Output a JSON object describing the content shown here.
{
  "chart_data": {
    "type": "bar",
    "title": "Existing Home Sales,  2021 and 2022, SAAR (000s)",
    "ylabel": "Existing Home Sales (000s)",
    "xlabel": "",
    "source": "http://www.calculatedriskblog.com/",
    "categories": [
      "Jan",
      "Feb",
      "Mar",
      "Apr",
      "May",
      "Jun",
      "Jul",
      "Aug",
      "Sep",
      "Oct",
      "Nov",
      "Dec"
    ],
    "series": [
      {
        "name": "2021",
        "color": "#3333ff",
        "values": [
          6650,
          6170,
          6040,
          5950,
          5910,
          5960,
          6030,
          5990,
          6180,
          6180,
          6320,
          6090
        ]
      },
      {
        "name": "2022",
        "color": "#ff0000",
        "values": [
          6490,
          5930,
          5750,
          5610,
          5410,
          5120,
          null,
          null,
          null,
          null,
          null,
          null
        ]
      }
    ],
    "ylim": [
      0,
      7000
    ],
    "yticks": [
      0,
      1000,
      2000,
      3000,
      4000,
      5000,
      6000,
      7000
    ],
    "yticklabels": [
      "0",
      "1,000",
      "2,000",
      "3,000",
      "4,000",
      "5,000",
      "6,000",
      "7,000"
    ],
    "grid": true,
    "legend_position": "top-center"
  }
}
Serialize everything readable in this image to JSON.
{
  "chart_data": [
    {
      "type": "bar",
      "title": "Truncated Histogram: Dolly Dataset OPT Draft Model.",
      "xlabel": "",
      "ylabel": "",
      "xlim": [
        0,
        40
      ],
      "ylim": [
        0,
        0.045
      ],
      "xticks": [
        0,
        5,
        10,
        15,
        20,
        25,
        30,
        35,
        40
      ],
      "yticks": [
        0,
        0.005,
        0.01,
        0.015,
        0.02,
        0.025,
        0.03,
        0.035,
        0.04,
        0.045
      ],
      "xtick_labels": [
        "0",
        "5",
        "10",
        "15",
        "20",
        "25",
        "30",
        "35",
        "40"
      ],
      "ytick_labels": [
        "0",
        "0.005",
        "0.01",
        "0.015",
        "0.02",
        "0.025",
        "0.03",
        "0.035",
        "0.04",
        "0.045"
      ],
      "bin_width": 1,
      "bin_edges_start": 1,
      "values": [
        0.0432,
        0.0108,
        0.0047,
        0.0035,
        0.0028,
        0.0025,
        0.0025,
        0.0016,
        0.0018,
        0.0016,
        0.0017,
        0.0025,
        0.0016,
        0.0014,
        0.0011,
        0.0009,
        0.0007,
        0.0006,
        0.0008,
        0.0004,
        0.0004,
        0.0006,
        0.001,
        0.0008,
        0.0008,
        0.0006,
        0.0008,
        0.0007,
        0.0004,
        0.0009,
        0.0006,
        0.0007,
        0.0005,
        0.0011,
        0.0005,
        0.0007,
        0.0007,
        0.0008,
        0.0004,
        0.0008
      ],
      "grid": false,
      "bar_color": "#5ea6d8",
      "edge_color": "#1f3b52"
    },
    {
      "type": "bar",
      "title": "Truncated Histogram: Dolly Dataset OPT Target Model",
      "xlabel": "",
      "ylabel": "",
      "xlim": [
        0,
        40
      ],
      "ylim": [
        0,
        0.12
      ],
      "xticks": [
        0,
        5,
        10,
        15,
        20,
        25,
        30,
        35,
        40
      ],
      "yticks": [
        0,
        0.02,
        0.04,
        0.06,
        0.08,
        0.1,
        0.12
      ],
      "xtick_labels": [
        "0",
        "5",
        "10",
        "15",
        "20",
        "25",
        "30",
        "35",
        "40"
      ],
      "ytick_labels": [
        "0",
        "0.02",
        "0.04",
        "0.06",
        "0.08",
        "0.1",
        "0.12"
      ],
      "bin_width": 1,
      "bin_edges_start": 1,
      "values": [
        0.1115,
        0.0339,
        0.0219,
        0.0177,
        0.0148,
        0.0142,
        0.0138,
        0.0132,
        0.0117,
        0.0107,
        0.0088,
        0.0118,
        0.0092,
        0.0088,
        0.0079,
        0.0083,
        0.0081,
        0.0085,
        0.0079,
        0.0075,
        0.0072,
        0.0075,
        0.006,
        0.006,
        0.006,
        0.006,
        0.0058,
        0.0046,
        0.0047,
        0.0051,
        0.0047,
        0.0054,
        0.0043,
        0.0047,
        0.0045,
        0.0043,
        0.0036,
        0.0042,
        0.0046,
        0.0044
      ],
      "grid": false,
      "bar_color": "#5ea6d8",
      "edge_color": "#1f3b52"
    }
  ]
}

——————

Filter the entries and copy out every line with the word "JSON".

**ANSWER FOR THIS EXERCISE:**
Output a JSON object describing the content shown here.
Serialize everything readable in this image to JSON.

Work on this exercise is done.